■ TASK DATA

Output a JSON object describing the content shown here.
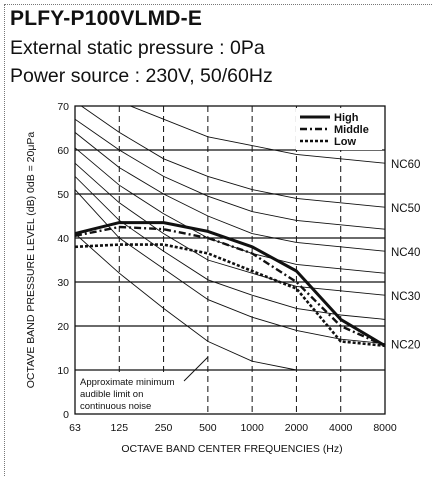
{
  "header": {
    "model": "PLFY-P100VLMD-E",
    "line1": "External static pressure : 0Pa",
    "line2": "Power source : 230V, 50/60Hz"
  },
  "chart_data": {
    "type": "line",
    "xlabel": "OCTAVE  BAND  CENTER  FREQUENCIES (Hz)",
    "ylabel": "OCTAVE  BAND  PRESSURE  LEVEL (dB) 0dB = 20μPa",
    "categories": [
      "63",
      "125",
      "250",
      "500",
      "1000",
      "2000",
      "4000",
      "8000"
    ],
    "ylim": [
      0,
      70
    ],
    "yticks": [
      0,
      10,
      20,
      30,
      40,
      50,
      60,
      70
    ],
    "grid": "horizontal solid lines every 10 dB; vertical dashed lines at each octave band",
    "legend_placement": "top-right",
    "series": [
      {
        "name": "High",
        "style": "solid-bold",
        "values": [
          41,
          43.5,
          43.5,
          41.5,
          38,
          32.5,
          21.5,
          15.5
        ]
      },
      {
        "name": "Middle",
        "style": "dash-dot",
        "values": [
          40.5,
          42.5,
          42,
          40,
          36.5,
          30,
          20,
          15.5
        ]
      },
      {
        "name": "Low",
        "style": "dotted-bold",
        "values": [
          38,
          38.5,
          38.5,
          36.5,
          32.5,
          28.5,
          16.5,
          15.5
        ]
      }
    ],
    "nc_curves": [
      {
        "label": "NC60",
        "values": [
          77,
          71,
          67,
          63,
          61,
          59,
          58,
          57
        ]
      },
      {
        "label": "NC50",
        "values": [
          71,
          64,
          58,
          54,
          51,
          49,
          48,
          47
        ]
      },
      {
        "label": "NC40",
        "values": [
          64,
          56,
          50,
          45,
          41,
          39,
          38,
          37
        ]
      },
      {
        "label": "NC30",
        "values": [
          57,
          48,
          41,
          35,
          32,
          29,
          28,
          27
        ]
      },
      {
        "label": "NC20",
        "values": [
          51,
          40,
          33,
          26,
          22,
          19,
          17,
          16
        ]
      }
    ],
    "extra_nc_lines": [
      {
        "values": [
          67,
          60,
          54,
          49.5,
          46,
          44,
          43,
          42
        ]
      },
      {
        "values": [
          60.5,
          52,
          45.5,
          40,
          36.5,
          34,
          33,
          32
        ]
      },
      {
        "values": [
          54,
          44,
          37,
          30.5,
          27,
          24,
          22.5,
          21.5
        ]
      }
    ],
    "threshold": {
      "label_lines": [
        "Approximate minimum",
        "audible limit on",
        "continuous noise"
      ],
      "values": [
        41,
        32,
        24,
        16.5,
        12,
        10,
        10,
        10
      ]
    }
  }
}
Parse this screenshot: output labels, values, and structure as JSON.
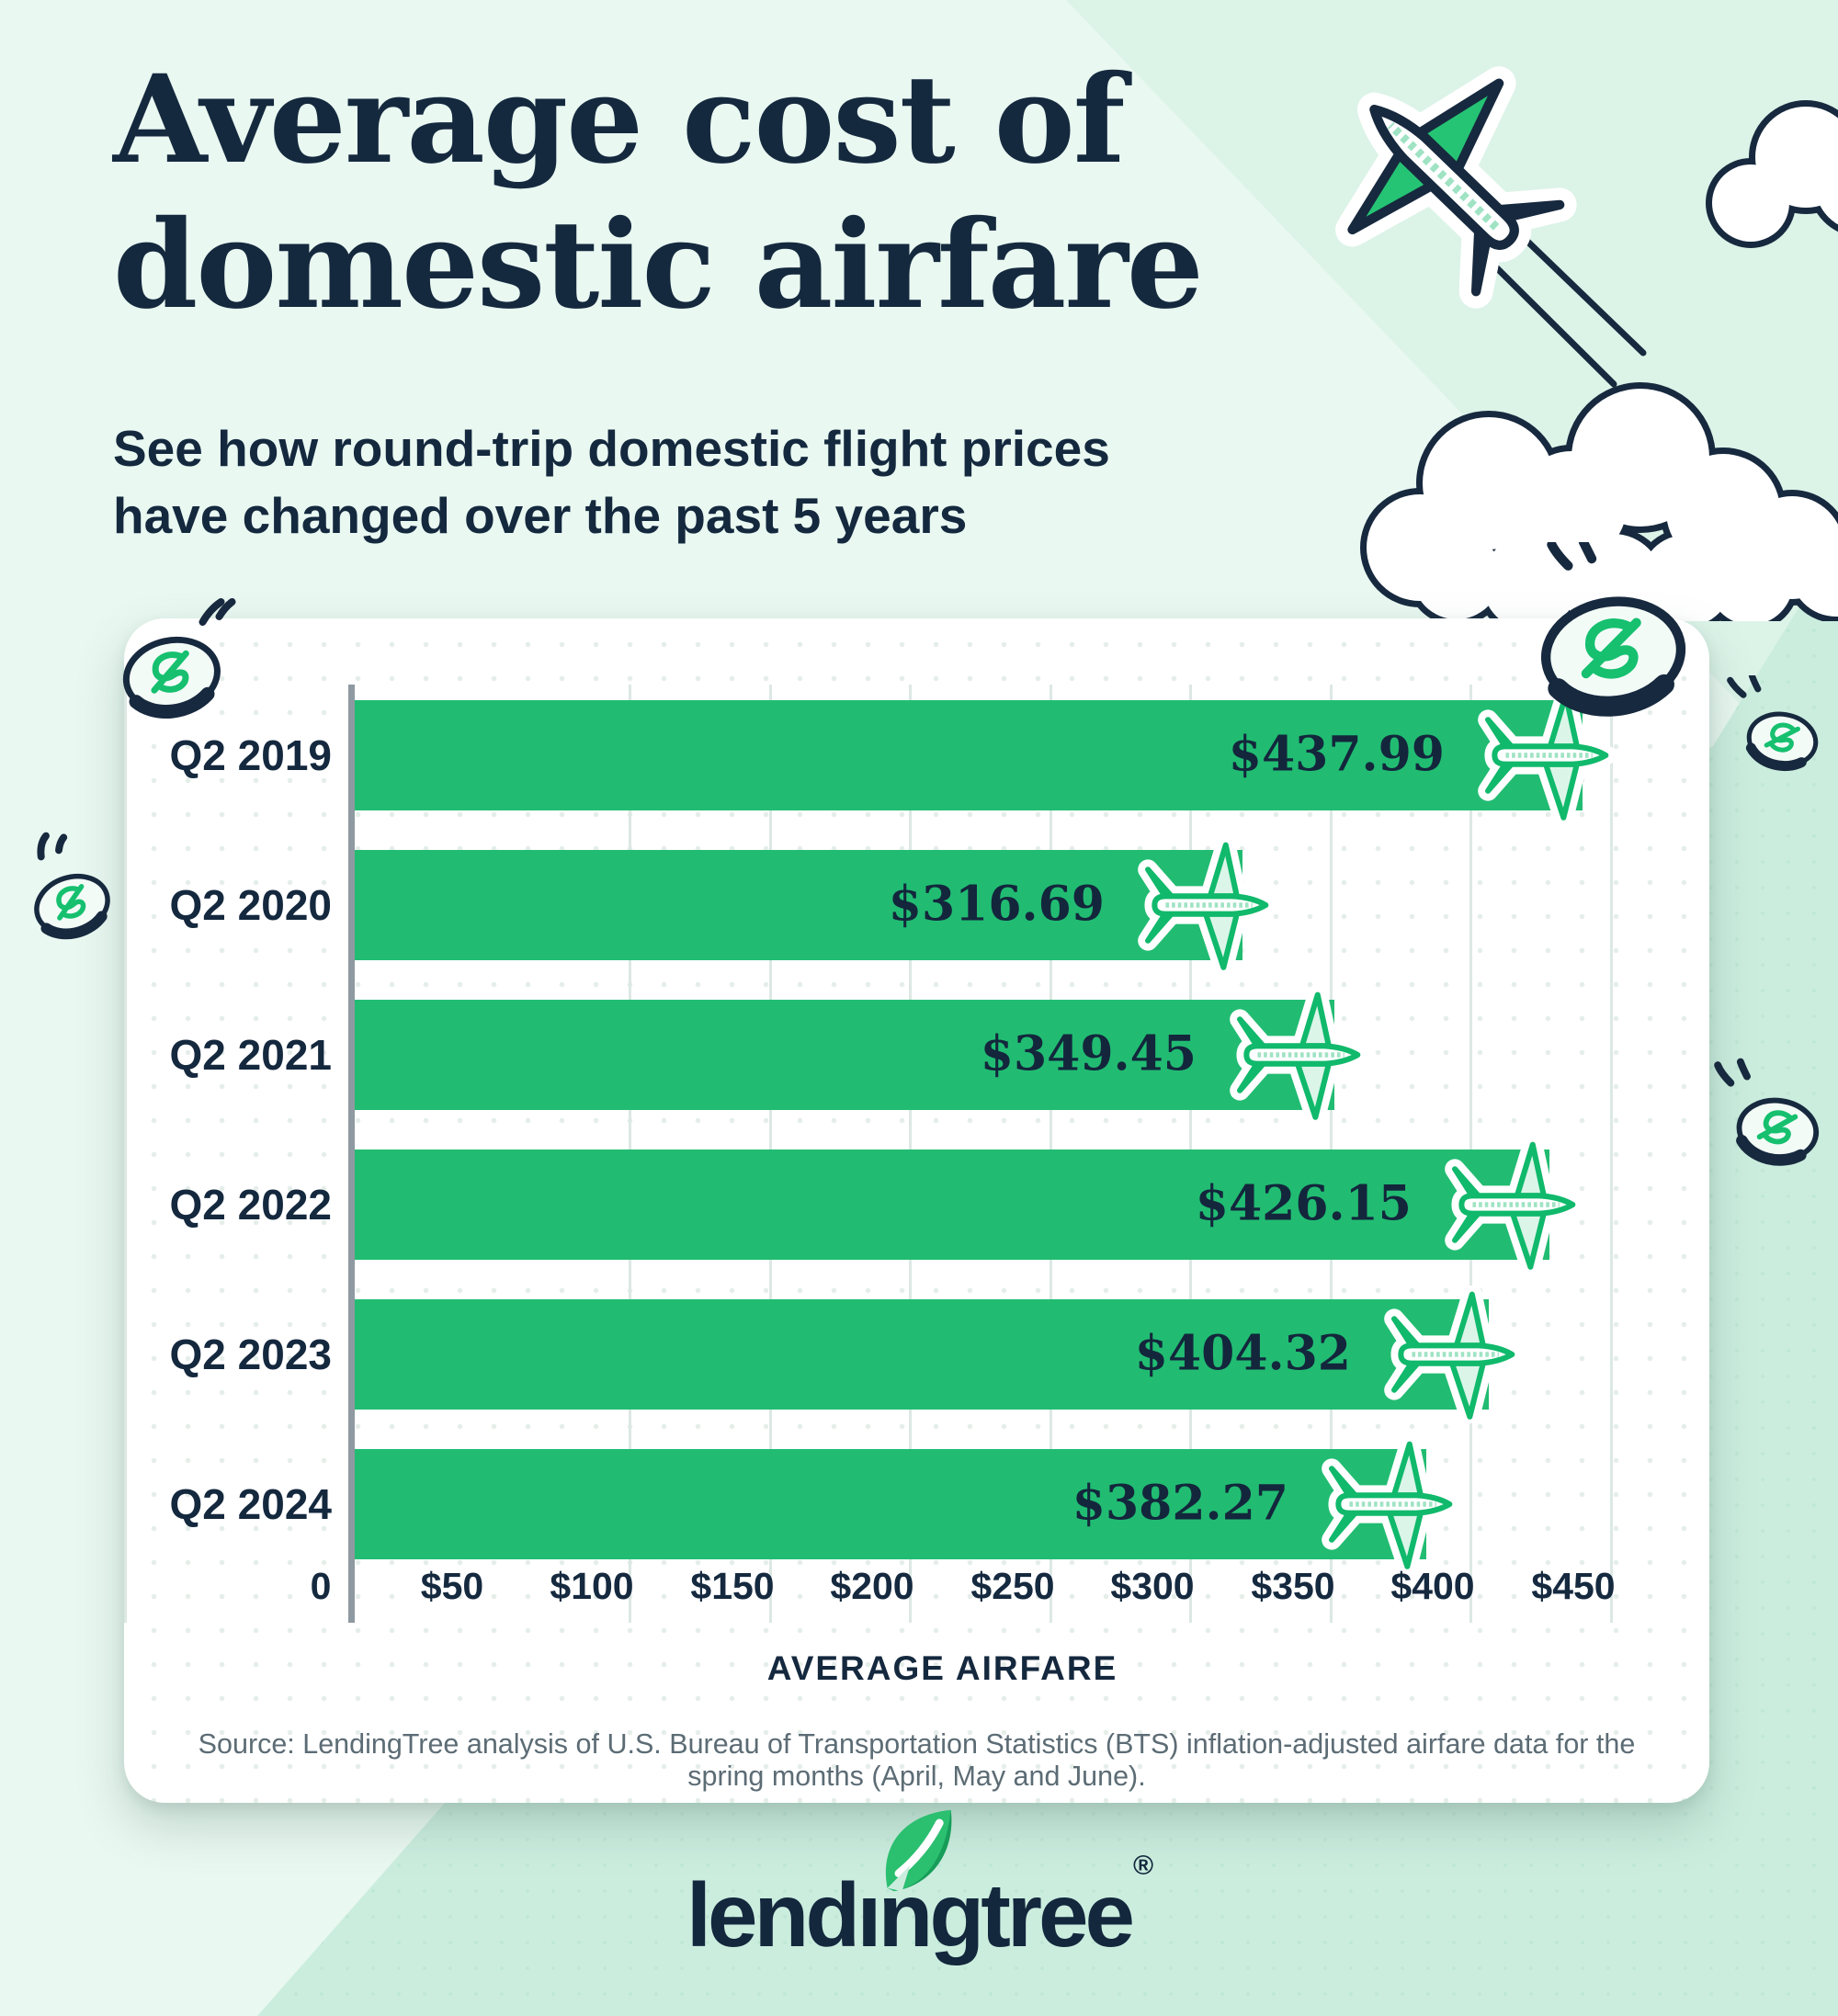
{
  "header": {
    "title_line1": "Average cost of",
    "title_line2": "domestic airfare",
    "subtitle_line1": "See how round-trip domestic flight prices",
    "subtitle_line2": "have changed over the past 5 years"
  },
  "chart_data": {
    "type": "bar",
    "orientation": "horizontal",
    "title": "Average cost of domestic airfare",
    "categories": [
      "Q2 2019",
      "Q2 2020",
      "Q2 2021",
      "Q2 2022",
      "Q2 2023",
      "Q2 2024"
    ],
    "values": [
      437.99,
      316.69,
      349.45,
      426.15,
      404.32,
      382.27
    ],
    "value_labels": [
      "$437.99",
      "$316.69",
      "$349.45",
      "$426.15",
      "$404.32",
      "$382.27"
    ],
    "xlabel": "AVERAGE AIRFARE",
    "ylabel": "",
    "xlim": [
      0,
      450
    ],
    "tick_labels": [
      "0",
      "$50",
      "$100",
      "$150",
      "$200",
      "$250",
      "$300",
      "$350",
      "$400",
      "$450"
    ],
    "grid": true,
    "legend": "none",
    "bar_color": "#21BC72"
  },
  "source": "Source: LendingTree analysis of U.S. Bureau of Transportation Statistics (BTS) inflation-adjusted airfare data for the spring months (April, May and June).",
  "footer": {
    "logo_part1": "lend",
    "logo_dotless_i": "ı",
    "logo_part2": "ngtree",
    "logo_full_text": "lendingtree",
    "registered_mark": "®"
  },
  "icons": {
    "plane-icon": "airplane pointing right at end of each bar",
    "jet-icon": "jet flying up-left with contrail",
    "cloud-icon": "outlined clouds",
    "coin-icon": "tossed dollar coins",
    "leaf-icon": "lendingtree leaf over the i"
  },
  "colors": {
    "background": "#E9F8F1",
    "background_dark_band": "#CBEDDE",
    "card": "#FFFFFF",
    "bar_green": "#21BC72",
    "accent_green": "#16C06F",
    "navy": "#15293E",
    "axis_gray": "#8E99A1",
    "source_gray": "#5C6C75"
  }
}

■ GOAL
Go through the listing above and locate each line that holds the word "ylabel". Copy those lines.

■ IN RESPONSE
    "ylabel": "OCTAVE  BAND  PRESSURE  LEVEL (dB) 0dB = 20μPa",
    "ylabel": "",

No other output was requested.